(Collected data entries)
------------------------------------------------------------------------

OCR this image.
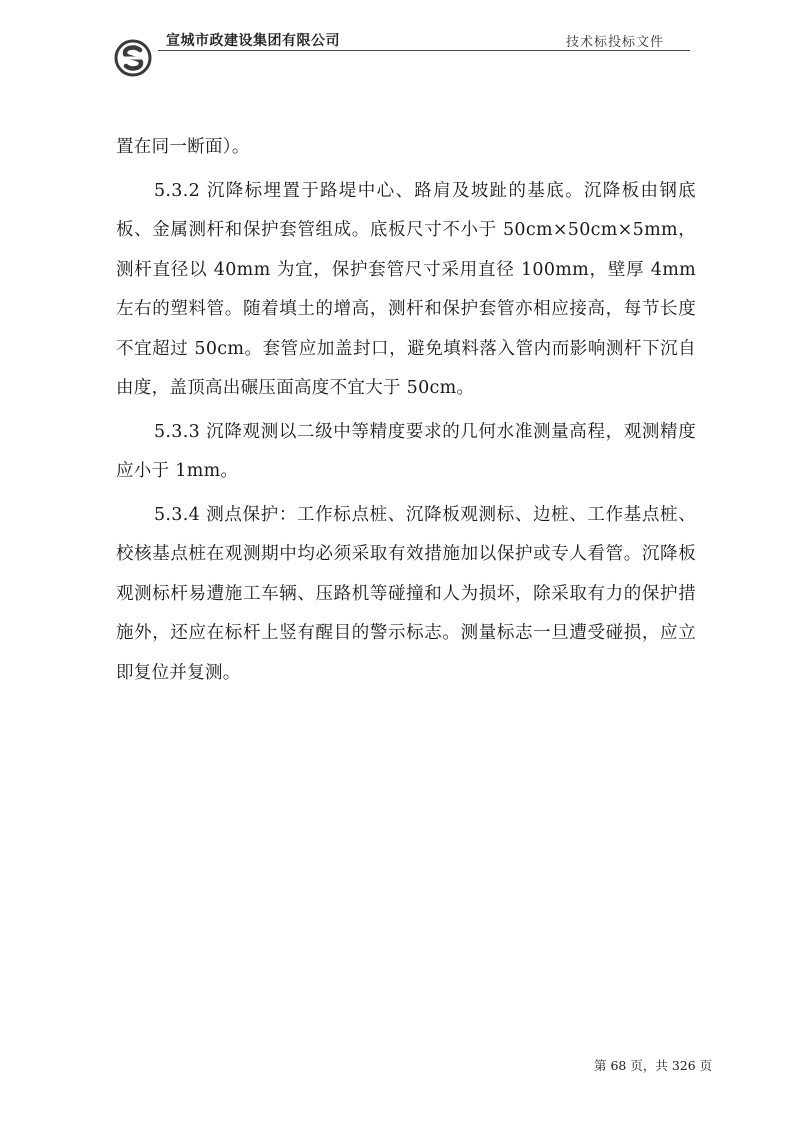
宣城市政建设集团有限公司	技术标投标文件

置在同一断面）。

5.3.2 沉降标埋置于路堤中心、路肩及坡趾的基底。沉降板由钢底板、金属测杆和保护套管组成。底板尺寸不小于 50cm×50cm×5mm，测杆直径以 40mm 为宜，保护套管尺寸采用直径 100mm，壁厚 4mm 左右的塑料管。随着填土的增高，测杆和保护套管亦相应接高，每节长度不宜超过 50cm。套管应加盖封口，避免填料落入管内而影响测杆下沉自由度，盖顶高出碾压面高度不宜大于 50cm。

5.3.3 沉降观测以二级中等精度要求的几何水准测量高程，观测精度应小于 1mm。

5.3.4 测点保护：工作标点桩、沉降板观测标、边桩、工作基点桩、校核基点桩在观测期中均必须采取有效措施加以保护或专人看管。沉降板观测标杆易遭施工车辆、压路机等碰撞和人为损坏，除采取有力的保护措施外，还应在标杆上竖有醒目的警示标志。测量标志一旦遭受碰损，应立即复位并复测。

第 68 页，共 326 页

------------------------------------------------------------------------

What to work on: Images in the data above are to be skipped. Retype all other material exactly.

Answer to the exercise:
OCR this image.
宣城市政建设集团有限公司	技术标投标文件

置在同一断面）。

5.3.2 沉降标埋置于路堤中心、路肩及坡趾的基底。沉降板由钢底板、金属测杆和保护套管组成。底板尺寸不小于 50cm×50cm×5mm，测杆直径以 40mm 为宜，保护套管尺寸采用直径 100mm，壁厚 4mm 左右的塑料管。随着填土的增高，测杆和保护套管亦相应接高，每节长度不宜超过 50cm。套管应加盖封口，避免填料落入管内而影响测杆下沉自由度，盖顶高出碾压面高度不宜大于 50cm。

5.3.3 沉降观测以二级中等精度要求的几何水准测量高程，观测精度应小于 1mm。

5.3.4 测点保护：工作标点桩、沉降板观测标、边桩、工作基点桩、校核基点桩在观测期中均必须采取有效措施加以保护或专人看管。沉降板观测标杆易遭施工车辆、压路机等碰撞和人为损坏，除采取有力的保护措施外，还应在标杆上竖有醒目的警示标志。测量标志一旦遭受碰损，应立即复位并复测。

第 68 页，共 326 页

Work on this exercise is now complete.